Work request -
List every line in this data where the string "disease" occurs.

Input for this task -
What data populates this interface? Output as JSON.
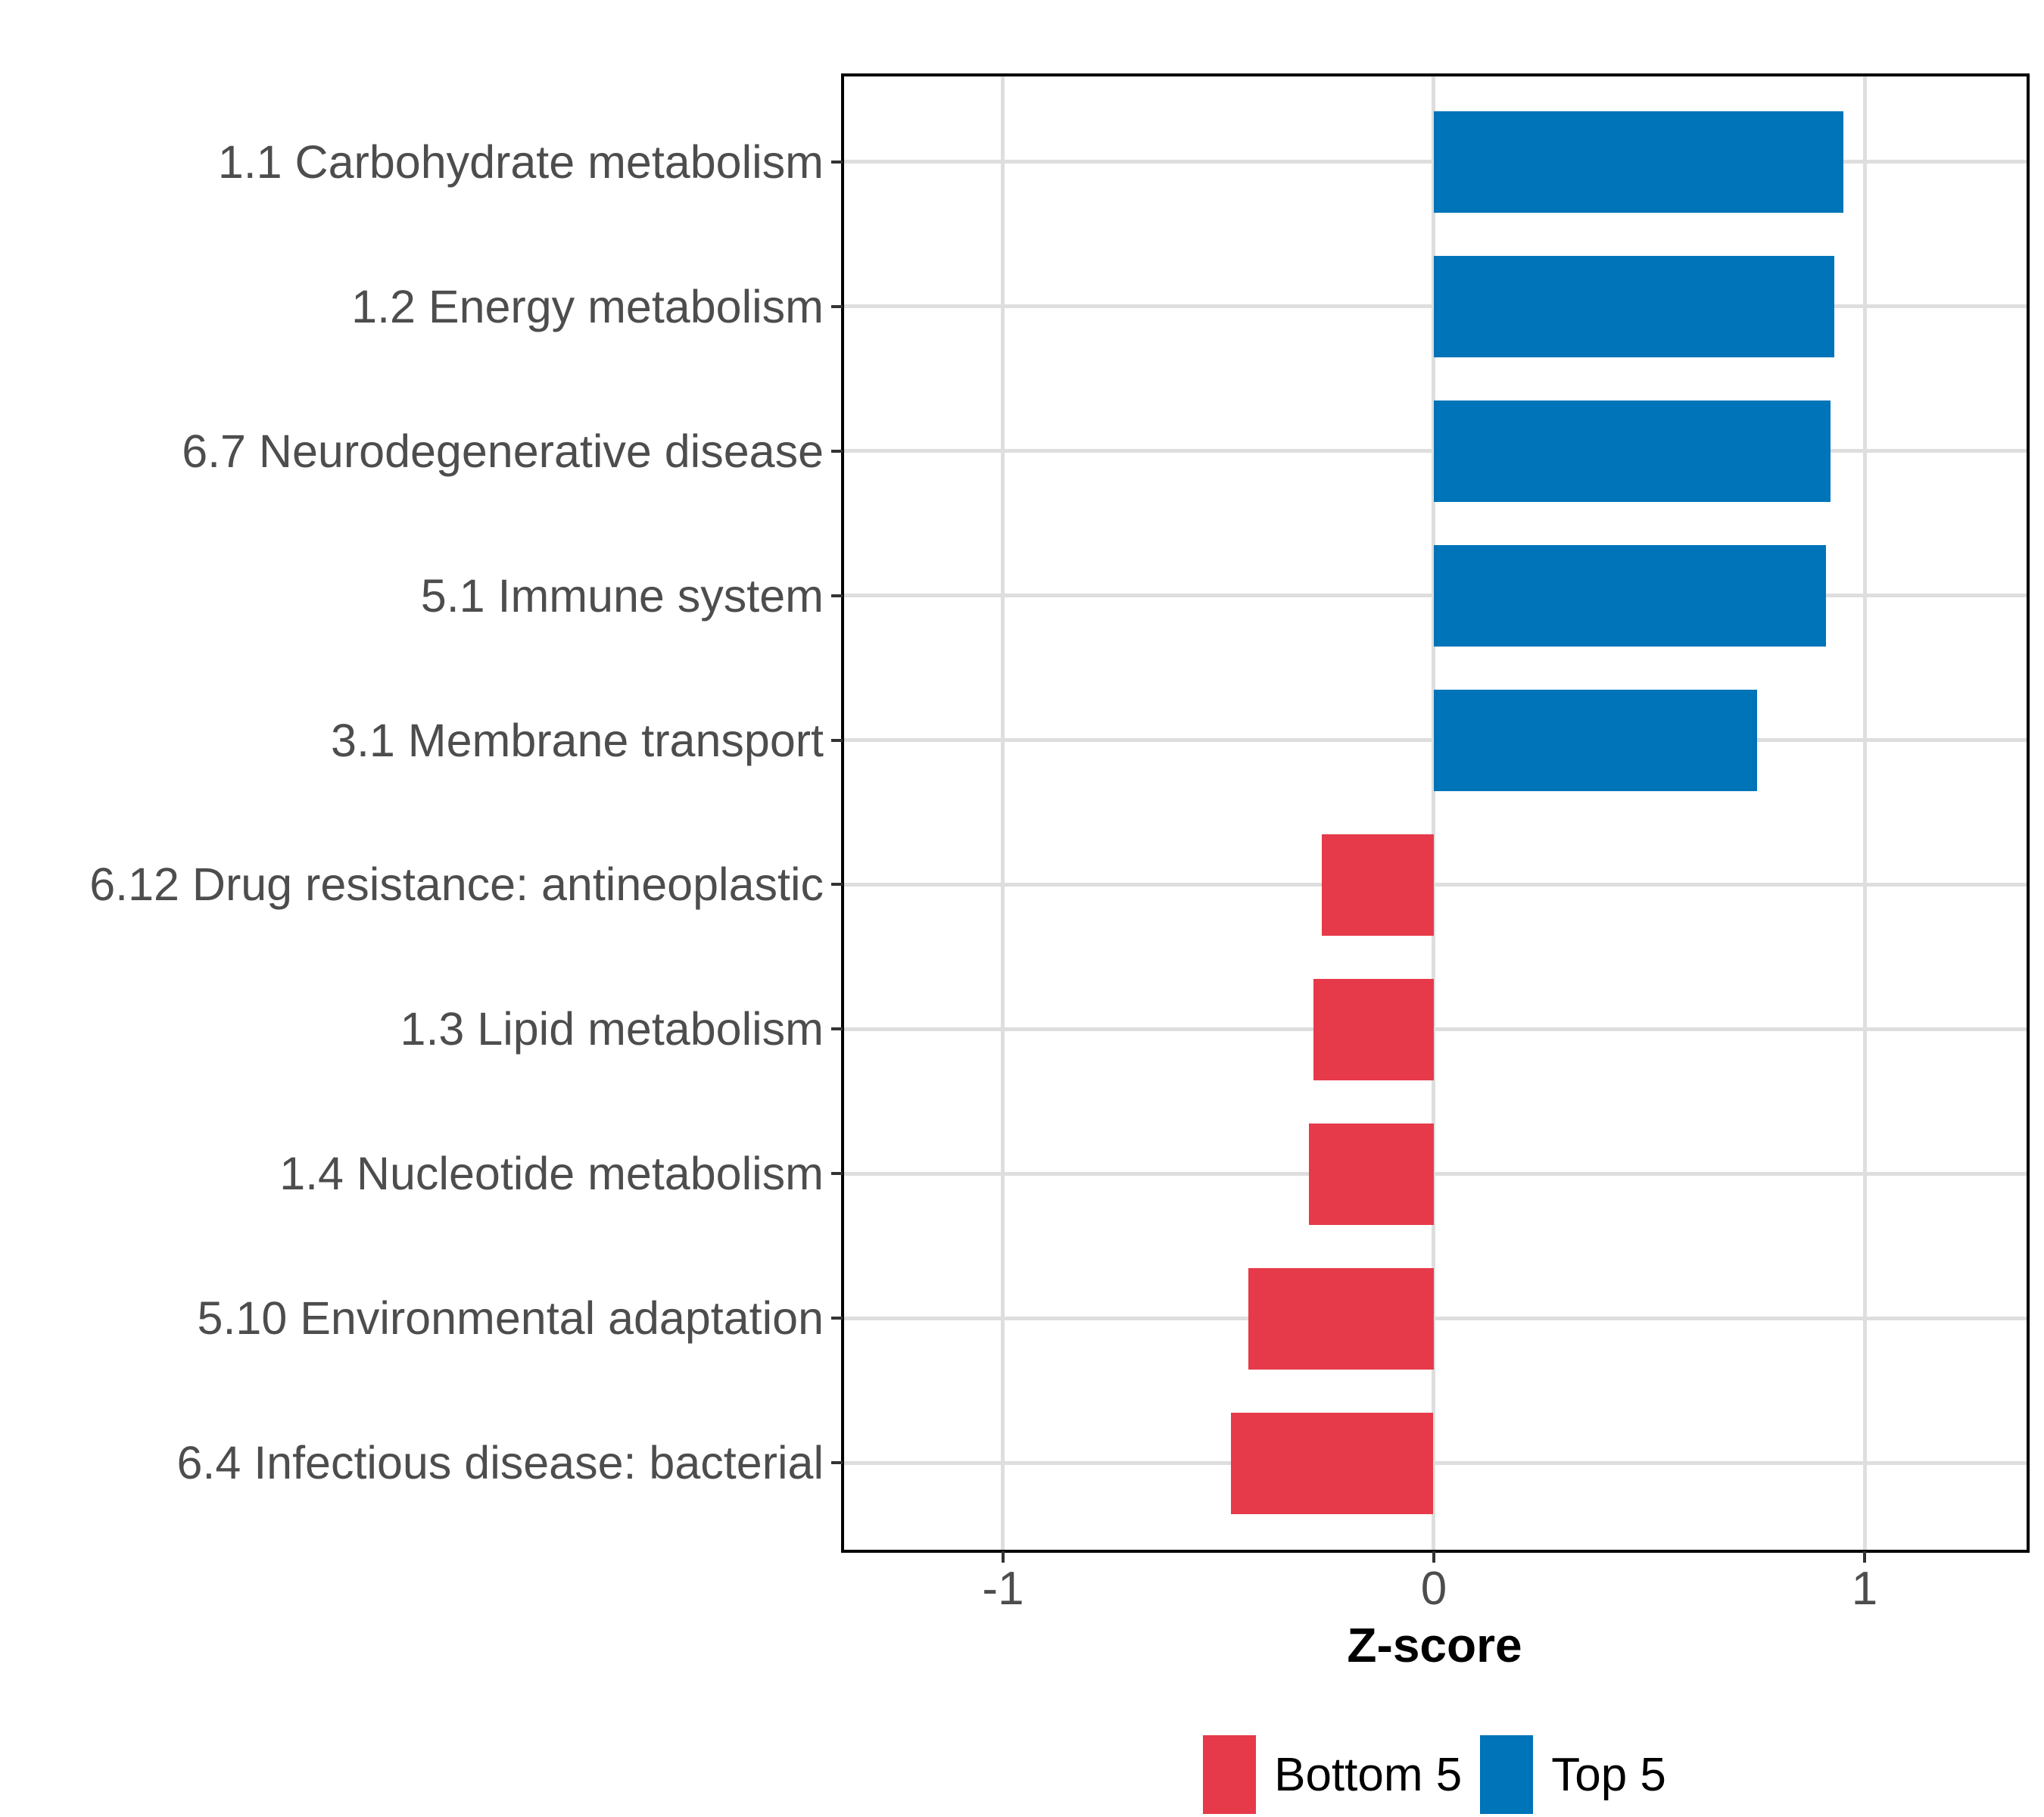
{
  "chart_data": {
    "type": "bar",
    "orientation": "horizontal",
    "title": "",
    "xlabel": "Z-score",
    "ylabel": "",
    "xlim": [
      -1.372,
      1.376
    ],
    "grid": "major",
    "legend_position": "bottom",
    "x_ticks": [
      {
        "value": -1,
        "label": "-1"
      },
      {
        "value": 0,
        "label": "0"
      },
      {
        "value": 1,
        "label": "1"
      }
    ],
    "bars": [
      {
        "category": "1.1 Carbohydrate metabolism",
        "value": 0.95,
        "group": "Top 5"
      },
      {
        "category": "1.2 Energy metabolism",
        "value": 0.93,
        "group": "Top 5"
      },
      {
        "category": "6.7 Neurodegenerative disease",
        "value": 0.92,
        "group": "Top 5"
      },
      {
        "category": "5.1 Immune system",
        "value": 0.91,
        "group": "Top 5"
      },
      {
        "category": "3.1 Membrane transport",
        "value": 0.75,
        "group": "Top 5"
      },
      {
        "category": "6.12 Drug resistance: antineoplastic",
        "value": -0.26,
        "group": "Bottom 5"
      },
      {
        "category": "1.3 Lipid metabolism",
        "value": -0.28,
        "group": "Bottom 5"
      },
      {
        "category": "1.4 Nucleotide metabolism",
        "value": -0.29,
        "group": "Bottom 5"
      },
      {
        "category": "5.10 Environmental adaptation",
        "value": -0.43,
        "group": "Bottom 5"
      },
      {
        "category": "6.4 Infectious disease: bacterial",
        "value": -0.47,
        "group": "Bottom 5"
      }
    ],
    "groups": [
      {
        "name": "Bottom 5",
        "color": "#E63A4A"
      },
      {
        "name": "Top 5",
        "color": "#0074B8"
      }
    ]
  },
  "legend": {
    "items": [
      {
        "label": "Bottom 5",
        "color": "#E63A4A"
      },
      {
        "label": "Top 5",
        "color": "#0074B8"
      }
    ]
  },
  "colors": {
    "background": "#ffffff",
    "gridline": "#dedede",
    "panel_border": "#000000",
    "tick": "#333333",
    "axis_text": "#4d4d4d",
    "title_text": "#000000"
  }
}
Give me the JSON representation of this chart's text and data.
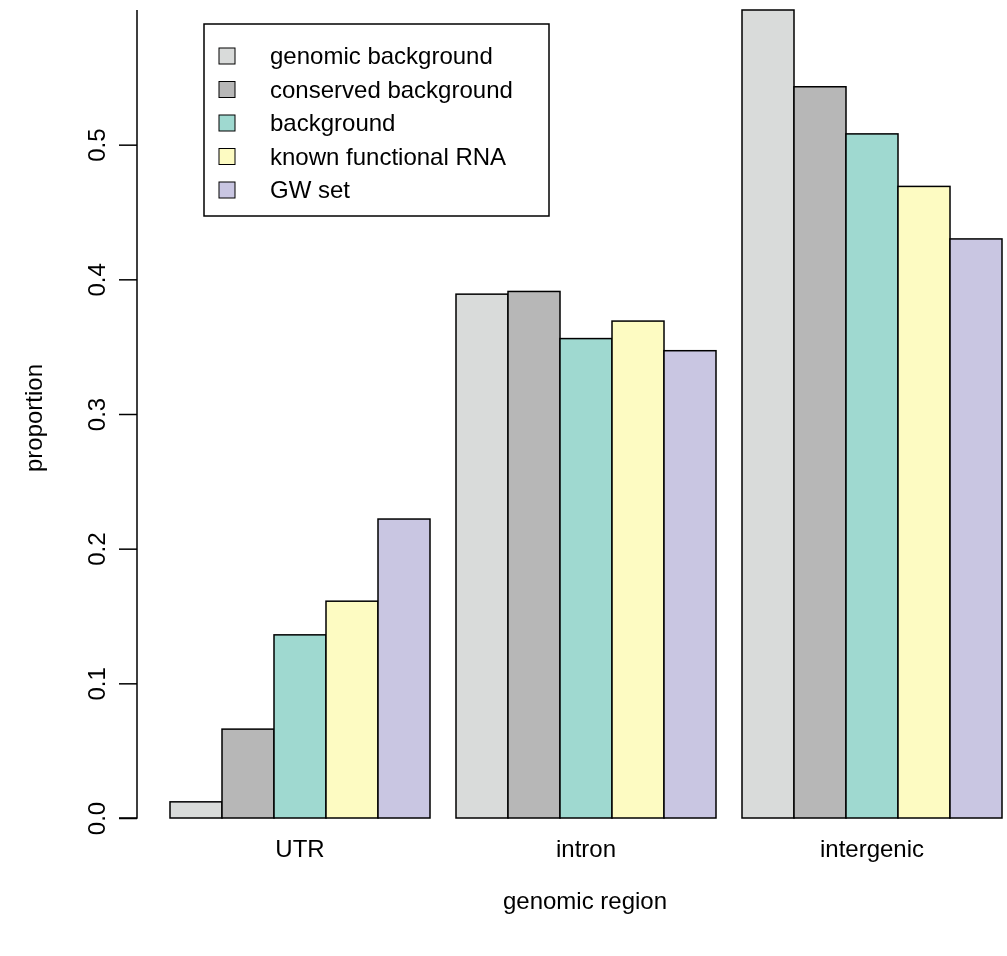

Result of the exercise -
        "category": "6.7 Neurodegenerative disease",
        "category": "6.4 Infectious disease: bacterial",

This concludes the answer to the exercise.